* **Do this**
What is the number of lines in the data holding the word "toml"? Give that number by itself.

* **Records to process**
··········

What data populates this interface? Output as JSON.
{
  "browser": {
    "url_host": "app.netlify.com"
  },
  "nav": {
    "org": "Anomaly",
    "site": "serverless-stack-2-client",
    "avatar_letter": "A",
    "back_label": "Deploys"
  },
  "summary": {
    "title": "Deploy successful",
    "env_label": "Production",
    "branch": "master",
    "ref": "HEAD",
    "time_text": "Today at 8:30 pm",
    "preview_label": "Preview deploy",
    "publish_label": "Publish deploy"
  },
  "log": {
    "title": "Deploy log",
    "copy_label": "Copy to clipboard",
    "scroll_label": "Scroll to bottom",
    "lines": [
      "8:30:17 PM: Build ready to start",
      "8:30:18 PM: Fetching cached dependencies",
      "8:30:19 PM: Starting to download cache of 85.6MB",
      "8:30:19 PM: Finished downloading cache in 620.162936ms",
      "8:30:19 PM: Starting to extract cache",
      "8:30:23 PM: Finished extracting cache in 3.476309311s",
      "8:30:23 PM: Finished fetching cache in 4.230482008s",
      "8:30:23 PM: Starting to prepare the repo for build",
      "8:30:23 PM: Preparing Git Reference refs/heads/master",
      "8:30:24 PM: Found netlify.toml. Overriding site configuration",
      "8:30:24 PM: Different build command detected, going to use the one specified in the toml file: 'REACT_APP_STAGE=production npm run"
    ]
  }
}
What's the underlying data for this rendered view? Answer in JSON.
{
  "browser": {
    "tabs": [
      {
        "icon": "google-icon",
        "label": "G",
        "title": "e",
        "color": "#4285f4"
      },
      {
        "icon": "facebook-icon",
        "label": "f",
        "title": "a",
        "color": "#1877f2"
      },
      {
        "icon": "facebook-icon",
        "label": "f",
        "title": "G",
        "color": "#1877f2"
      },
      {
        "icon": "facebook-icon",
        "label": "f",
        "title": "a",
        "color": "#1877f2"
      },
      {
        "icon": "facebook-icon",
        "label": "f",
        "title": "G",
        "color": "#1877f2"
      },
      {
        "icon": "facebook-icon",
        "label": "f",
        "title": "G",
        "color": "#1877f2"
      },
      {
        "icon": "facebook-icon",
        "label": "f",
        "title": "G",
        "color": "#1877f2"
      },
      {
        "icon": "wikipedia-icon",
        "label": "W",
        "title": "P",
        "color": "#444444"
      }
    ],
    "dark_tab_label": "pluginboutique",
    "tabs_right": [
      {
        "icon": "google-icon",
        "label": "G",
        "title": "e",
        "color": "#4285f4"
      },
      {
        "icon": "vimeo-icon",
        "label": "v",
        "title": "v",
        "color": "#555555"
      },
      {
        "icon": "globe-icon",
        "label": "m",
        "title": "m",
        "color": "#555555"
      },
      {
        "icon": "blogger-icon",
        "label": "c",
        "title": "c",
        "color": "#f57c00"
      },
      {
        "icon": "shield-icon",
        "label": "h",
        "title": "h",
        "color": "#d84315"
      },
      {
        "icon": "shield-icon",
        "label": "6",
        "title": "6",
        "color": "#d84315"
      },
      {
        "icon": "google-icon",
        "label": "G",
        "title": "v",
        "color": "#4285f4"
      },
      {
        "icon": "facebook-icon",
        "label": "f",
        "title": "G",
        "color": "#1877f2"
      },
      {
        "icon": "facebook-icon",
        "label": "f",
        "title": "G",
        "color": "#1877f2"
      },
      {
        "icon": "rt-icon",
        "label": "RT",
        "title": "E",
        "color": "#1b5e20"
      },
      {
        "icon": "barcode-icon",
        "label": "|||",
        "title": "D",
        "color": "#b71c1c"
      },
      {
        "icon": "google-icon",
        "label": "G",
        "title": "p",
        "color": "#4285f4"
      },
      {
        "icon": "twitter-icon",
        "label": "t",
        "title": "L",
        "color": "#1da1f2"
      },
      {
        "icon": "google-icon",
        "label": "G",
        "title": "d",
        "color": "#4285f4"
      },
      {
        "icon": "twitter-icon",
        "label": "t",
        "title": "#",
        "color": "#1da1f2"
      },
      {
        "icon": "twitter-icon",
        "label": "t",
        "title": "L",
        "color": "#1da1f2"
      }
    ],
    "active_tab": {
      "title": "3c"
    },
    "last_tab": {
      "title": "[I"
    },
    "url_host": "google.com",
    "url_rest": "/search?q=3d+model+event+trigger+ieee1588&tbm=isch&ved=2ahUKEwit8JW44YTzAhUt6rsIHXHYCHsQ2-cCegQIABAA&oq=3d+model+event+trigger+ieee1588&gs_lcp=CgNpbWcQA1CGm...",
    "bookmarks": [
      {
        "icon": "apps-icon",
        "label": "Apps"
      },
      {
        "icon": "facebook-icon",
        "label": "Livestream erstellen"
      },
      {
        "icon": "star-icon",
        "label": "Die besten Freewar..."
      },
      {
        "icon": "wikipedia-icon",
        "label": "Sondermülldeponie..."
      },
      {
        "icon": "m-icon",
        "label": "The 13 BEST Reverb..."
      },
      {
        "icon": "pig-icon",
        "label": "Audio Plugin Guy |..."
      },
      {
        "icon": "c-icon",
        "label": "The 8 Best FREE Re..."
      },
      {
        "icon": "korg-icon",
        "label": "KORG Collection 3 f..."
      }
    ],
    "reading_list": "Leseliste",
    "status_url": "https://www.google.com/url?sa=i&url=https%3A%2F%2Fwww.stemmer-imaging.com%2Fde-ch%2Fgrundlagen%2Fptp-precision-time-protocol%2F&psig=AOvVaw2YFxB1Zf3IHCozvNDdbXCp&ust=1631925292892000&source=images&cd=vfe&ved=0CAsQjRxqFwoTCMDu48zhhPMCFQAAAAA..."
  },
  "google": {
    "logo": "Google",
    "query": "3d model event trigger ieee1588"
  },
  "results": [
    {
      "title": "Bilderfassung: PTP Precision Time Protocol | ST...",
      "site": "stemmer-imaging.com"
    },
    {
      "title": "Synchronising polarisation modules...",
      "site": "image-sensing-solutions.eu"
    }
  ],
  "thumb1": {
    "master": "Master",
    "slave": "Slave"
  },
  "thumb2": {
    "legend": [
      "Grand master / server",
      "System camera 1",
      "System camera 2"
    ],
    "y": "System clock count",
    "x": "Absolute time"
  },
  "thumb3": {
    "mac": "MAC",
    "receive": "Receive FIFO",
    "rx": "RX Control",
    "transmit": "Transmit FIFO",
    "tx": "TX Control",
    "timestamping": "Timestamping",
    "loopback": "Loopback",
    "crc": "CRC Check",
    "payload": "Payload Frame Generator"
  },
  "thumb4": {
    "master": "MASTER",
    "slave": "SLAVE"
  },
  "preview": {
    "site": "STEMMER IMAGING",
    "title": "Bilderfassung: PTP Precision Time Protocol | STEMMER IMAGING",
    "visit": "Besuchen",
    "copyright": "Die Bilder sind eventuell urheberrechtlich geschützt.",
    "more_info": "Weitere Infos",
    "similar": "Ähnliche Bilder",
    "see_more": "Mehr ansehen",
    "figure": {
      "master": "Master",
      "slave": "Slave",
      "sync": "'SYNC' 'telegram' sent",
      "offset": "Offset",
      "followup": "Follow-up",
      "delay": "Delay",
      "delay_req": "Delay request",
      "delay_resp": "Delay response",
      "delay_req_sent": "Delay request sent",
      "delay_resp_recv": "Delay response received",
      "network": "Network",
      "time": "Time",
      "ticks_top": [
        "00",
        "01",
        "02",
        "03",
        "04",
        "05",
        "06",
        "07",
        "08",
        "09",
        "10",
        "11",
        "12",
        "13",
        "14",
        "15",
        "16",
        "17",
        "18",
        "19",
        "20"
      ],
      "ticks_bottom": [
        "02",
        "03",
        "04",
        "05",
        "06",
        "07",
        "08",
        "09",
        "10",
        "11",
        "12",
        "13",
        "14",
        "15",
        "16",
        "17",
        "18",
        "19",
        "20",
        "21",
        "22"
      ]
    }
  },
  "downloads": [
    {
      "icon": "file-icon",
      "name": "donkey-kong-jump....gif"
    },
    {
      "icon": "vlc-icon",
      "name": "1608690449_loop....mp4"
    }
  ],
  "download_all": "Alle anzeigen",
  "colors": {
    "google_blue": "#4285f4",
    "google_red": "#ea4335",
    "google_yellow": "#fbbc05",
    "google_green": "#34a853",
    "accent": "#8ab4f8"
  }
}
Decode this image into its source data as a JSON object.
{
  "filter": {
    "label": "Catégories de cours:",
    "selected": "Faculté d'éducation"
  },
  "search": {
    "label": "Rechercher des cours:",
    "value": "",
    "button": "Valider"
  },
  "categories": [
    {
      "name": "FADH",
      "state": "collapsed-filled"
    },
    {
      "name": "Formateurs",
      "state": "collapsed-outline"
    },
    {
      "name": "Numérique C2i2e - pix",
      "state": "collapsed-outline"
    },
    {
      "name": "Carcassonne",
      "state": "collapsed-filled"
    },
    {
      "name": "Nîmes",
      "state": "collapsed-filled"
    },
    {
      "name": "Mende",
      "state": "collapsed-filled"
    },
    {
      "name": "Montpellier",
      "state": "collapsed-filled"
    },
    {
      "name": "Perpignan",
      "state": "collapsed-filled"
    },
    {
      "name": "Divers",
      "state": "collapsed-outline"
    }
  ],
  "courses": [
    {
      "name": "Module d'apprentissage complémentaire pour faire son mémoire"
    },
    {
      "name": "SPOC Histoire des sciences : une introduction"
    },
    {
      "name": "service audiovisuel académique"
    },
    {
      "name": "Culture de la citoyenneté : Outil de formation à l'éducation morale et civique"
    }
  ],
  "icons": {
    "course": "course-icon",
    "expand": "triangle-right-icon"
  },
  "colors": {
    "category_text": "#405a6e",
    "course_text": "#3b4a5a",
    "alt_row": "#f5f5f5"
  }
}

··········

* **Written response**
2